_Work instructions_
Each entry below must be repeated word for word.

_Listing_
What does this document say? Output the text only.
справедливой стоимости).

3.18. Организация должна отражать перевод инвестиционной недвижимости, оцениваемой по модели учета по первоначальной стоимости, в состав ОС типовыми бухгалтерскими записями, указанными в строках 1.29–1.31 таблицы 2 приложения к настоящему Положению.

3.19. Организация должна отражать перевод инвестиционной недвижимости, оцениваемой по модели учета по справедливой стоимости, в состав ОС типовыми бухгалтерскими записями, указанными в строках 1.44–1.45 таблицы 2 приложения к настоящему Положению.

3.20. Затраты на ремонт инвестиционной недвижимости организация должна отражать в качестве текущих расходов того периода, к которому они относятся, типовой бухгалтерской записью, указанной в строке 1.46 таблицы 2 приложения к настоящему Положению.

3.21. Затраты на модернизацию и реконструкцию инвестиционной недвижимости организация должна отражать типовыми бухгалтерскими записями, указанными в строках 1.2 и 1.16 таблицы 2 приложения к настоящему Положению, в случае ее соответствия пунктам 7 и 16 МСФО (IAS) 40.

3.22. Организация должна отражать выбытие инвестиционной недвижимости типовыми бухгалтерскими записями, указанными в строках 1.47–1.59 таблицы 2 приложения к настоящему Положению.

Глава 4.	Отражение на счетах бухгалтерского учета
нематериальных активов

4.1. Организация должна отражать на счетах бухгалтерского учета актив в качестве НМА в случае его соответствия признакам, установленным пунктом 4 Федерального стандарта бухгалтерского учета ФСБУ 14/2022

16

_Solution to this problem_
What does this document say? Output the text only.
справедливой стоимости).

3.18. Организация должна отражать перевод инвестиционной недвижимости, оцениваемой по модели учета по первоначальной стоимости, в состав ОС типовыми бухгалтерскими записями, указанными в строках 1.29–1.31 таблицы 2 приложения к настоящему Положению.

3.19. Организация должна отражать перевод инвестиционной недвижимости, оцениваемой по модели учета по справедливой стоимости, в состав ОС типовыми бухгалтерскими записями, указанными в строках 1.44–1.45 таблицы 2 приложения к настоящему Положению.

3.20. Затраты на ремонт инвестиционной недвижимости организация должна отражать в качестве текущих расходов того периода, к которому они относятся, типовой бухгалтерской записью, указанной в строке 1.46 таблицы 2 приложения к настоящему Положению.

3.21. Затраты на модернизацию и реконструкцию инвестиционной недвижимости организация должна отражать типовыми бухгалтерскими записями, указанными в строках 1.2 и 1.16 таблицы 2 приложения к настоящему Положению, в случае ее соответствия пунктам 7 и 16 МСФО (IAS) 40.

3.22. Организация должна отражать выбытие инвестиционной недвижимости типовыми бухгалтерскими записями, указанными в строках 1.47–1.59 таблицы 2 приложения к настоящему Положению.

Глава 4.	Отражение на счетах бухгалтерского учета
нематериальных активов

4.1. Организация должна отражать на счетах бухгалтерского учета актив в качестве НМА в случае его соответствия признакам, установленным пунктом 4 Федерального стандарта бухгалтерского учета ФСБУ 14/2022

16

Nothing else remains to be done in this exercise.